Exercise objective — Please give the listing again, word for word, with nothing left out.

Extracted material —

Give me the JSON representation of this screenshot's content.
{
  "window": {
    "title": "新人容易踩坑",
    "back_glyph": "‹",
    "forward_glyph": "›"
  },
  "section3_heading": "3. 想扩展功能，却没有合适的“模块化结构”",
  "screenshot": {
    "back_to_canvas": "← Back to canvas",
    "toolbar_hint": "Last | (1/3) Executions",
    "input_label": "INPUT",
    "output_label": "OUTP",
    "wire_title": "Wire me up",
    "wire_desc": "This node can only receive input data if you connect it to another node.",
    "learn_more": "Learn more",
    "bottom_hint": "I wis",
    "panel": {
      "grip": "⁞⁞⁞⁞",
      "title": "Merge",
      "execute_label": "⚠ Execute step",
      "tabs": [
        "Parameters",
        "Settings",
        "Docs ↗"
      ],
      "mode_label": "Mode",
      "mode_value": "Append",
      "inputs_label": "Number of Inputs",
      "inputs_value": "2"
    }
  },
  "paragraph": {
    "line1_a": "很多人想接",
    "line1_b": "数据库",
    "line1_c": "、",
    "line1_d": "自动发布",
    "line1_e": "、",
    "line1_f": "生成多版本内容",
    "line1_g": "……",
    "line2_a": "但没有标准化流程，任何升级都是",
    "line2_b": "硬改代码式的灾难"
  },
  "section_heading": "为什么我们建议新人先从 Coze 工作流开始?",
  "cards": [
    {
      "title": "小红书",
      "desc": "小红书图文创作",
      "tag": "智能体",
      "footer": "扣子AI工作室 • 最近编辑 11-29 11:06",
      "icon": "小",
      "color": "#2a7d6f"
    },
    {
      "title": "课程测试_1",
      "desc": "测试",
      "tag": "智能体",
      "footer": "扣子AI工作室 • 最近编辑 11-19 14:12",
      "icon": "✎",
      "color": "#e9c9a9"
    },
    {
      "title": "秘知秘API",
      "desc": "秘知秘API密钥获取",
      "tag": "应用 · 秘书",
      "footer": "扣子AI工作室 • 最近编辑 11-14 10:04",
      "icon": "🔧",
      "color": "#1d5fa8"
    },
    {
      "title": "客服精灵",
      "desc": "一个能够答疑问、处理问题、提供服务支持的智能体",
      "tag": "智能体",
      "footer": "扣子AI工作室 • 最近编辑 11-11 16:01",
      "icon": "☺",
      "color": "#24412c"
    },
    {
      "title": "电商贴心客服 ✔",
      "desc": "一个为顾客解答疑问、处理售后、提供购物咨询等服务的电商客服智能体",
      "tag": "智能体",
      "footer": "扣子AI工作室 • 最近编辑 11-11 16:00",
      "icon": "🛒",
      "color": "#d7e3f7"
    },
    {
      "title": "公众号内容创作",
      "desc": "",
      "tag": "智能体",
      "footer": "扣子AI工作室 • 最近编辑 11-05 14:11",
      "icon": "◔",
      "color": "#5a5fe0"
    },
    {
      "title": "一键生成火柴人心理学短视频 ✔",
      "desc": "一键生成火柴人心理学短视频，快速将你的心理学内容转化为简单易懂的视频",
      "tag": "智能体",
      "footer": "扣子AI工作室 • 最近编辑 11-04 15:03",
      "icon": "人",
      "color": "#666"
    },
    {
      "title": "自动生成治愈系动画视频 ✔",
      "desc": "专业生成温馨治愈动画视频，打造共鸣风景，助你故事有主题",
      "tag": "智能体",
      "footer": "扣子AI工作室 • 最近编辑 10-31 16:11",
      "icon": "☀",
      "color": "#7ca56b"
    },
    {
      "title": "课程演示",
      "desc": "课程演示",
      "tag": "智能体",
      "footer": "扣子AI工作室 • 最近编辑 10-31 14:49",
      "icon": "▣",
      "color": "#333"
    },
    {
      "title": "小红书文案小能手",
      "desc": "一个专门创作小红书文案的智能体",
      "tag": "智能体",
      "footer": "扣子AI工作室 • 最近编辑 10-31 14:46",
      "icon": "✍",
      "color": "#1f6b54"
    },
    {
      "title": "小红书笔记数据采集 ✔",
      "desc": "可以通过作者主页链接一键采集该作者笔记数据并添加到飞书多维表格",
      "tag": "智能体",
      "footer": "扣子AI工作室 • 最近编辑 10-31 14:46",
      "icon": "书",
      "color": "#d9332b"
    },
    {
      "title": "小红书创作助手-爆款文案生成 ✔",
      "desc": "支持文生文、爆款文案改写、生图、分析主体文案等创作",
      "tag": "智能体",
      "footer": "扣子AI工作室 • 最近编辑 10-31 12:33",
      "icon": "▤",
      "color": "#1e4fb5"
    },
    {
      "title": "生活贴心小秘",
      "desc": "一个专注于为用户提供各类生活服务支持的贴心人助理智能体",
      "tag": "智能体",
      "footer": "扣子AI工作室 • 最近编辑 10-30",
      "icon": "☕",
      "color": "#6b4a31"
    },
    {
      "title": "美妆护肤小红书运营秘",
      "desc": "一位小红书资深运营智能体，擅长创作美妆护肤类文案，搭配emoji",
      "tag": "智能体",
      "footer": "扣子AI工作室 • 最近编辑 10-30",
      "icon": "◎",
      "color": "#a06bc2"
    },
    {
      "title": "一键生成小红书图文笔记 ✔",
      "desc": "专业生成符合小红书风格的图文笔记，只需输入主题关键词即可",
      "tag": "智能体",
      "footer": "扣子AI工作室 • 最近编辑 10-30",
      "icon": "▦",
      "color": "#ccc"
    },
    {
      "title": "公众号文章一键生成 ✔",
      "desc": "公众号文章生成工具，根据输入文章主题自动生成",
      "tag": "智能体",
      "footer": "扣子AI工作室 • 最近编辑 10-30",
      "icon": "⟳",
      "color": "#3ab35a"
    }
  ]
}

Result of the task —
Give me the JSON representation of this screenshot's content.
{
  "window": {
    "title": "新人容易踩坑",
    "back_glyph": "‹",
    "forward_glyph": "›"
  },
  "section3_heading": "3. 想扩展功能，却没有合适的“模块化结构”",
  "screenshot": {
    "back_to_canvas": "← Back to canvas",
    "toolbar_hint": "Last | (1/3) Executions",
    "input_label": "INPUT",
    "output_label": "OUTP",
    "wire_title": "Wire me up",
    "wire_desc": "This node can only receive input data if you connect it to another node.",
    "learn_more": "Learn more",
    "bottom_hint": "I wis",
    "panel": {
      "grip": "⁞⁞⁞⁞",
      "title": "Merge",
      "execute_label": "⚠ Execute step",
      "tabs": [
        "Parameters",
        "Settings",
        "Docs ↗"
      ],
      "mode_label": "Mode",
      "mode_value": "Append",
      "inputs_label": "Number of Inputs",
      "inputs_value": "2"
    }
  },
  "paragraph": {
    "line1_a": "很多人想接",
    "line1_b": "数据库",
    "line1_c": "、",
    "line1_d": "自动发布",
    "line1_e": "、",
    "line1_f": "生成多版本内容",
    "line1_g": "……",
    "line2_a": "但没有标准化流程，任何升级都是",
    "line2_b": "硬改代码式的灾难"
  },
  "section_heading": "为什么我们建议新人先从 Coze 工作流开始?",
  "cards": [
    {
      "title": "小红书",
      "desc": "小红书图文创作",
      "tag": "智能体",
      "footer": "扣子AI工作室 • 最近编辑 11-29 11:06",
      "icon": "小",
      "color": "#2a7d6f"
    },
    {
      "title": "课程测试_1",
      "desc": "测试",
      "tag": "智能体",
      "footer": "扣子AI工作室 • 最近编辑 11-19 14:12",
      "icon": "✎",
      "color": "#e9c9a9"
    },
    {
      "title": "秘知秘API",
      "desc": "秘知秘API密钥获取",
      "tag": "应用 · 秘书",
      "footer": "扣子AI工作室 • 最近编辑 11-14 10:04",
      "icon": "🔧",
      "color": "#1d5fa8"
    },
    {
      "title": "客服精灵",
      "desc": "一个能够答疑问、处理问题、提供服务支持的智能体",
      "tag": "智能体",
      "footer": "扣子AI工作室 • 最近编辑 11-11 16:01",
      "icon": "☺",
      "color": "#24412c"
    },
    {
      "title": "电商贴心客服 ✔",
      "desc": "一个为顾客解答疑问、处理售后、提供购物咨询等服务的电商客服智能体",
      "tag": "智能体",
      "footer": "扣子AI工作室 • 最近编辑 11-11 16:00",
      "icon": "🛒",
      "color": "#d7e3f7"
    },
    {
      "title": "公众号内容创作",
      "desc": "",
      "tag": "智能体",
      "footer": "扣子AI工作室 • 最近编辑 11-05 14:11",
      "icon": "◔",
      "color": "#5a5fe0"
    },
    {
      "title": "一键生成火柴人心理学短视频 ✔",
      "desc": "一键生成火柴人心理学短视频，快速将你的心理学内容转化为简单易懂的视频",
      "tag": "智能体",
      "footer": "扣子AI工作室 • 最近编辑 11-04 15:03",
      "icon": "人",
      "color": "#666"
    },
    {
      "title": "自动生成治愈系动画视频 ✔",
      "desc": "专业生成温馨治愈动画视频，打造共鸣风景，助你故事有主题",
      "tag": "智能体",
      "footer": "扣子AI工作室 • 最近编辑 10-31 16:11",
      "icon": "☀",
      "color": "#7ca56b"
    },
    {
      "title": "课程演示",
      "desc": "课程演示",
      "tag": "智能体",
      "footer": "扣子AI工作室 • 最近编辑 10-31 14:49",
      "icon": "▣",
      "color": "#333"
    },
    {
      "title": "小红书文案小能手",
      "desc": "一个专门创作小红书文案的智能体",
      "tag": "智能体",
      "footer": "扣子AI工作室 • 最近编辑 10-31 14:46",
      "icon": "✍",
      "color": "#1f6b54"
    },
    {
      "title": "小红书笔记数据采集 ✔",
      "desc": "可以通过作者主页链接一键采集该作者笔记数据并添加到飞书多维表格",
      "tag": "智能体",
      "footer": "扣子AI工作室 • 最近编辑 10-31 14:46",
      "icon": "书",
      "color": "#d9332b"
    },
    {
      "title": "小红书创作助手-爆款文案生成 ✔",
      "desc": "支持文生文、爆款文案改写、生图、分析主体文案等创作",
      "tag": "智能体",
      "footer": "扣子AI工作室 • 最近编辑 10-31 12:33",
      "icon": "▤",
      "color": "#1e4fb5"
    },
    {
      "title": "生活贴心小秘",
      "desc": "一个专注于为用户提供各类生活服务支持的贴心人助理智能体",
      "tag": "智能体",
      "footer": "扣子AI工作室 • 最近编辑 10-30",
      "icon": "☕",
      "color": "#6b4a31"
    },
    {
      "title": "美妆护肤小红书运营秘",
      "desc": "一位小红书资深运营智能体，擅长创作美妆护肤类文案，搭配emoji",
      "tag": "智能体",
      "footer": "扣子AI工作室 • 最近编辑 10-30",
      "icon": "◎",
      "color": "#a06bc2"
    },
    {
      "title": "一键生成小红书图文笔记 ✔",
      "desc": "专业生成符合小红书风格的图文笔记，只需输入主题关键词即可",
      "tag": "智能体",
      "footer": "扣子AI工作室 • 最近编辑 10-30",
      "icon": "▦",
      "color": "#ccc"
    },
    {
      "title": "公众号文章一键生成 ✔",
      "desc": "公众号文章生成工具，根据输入文章主题自动生成",
      "tag": "智能体",
      "footer": "扣子AI工作室 • 最近编辑 10-30",
      "icon": "⟳",
      "color": "#3ab35a"
    }
  ]
}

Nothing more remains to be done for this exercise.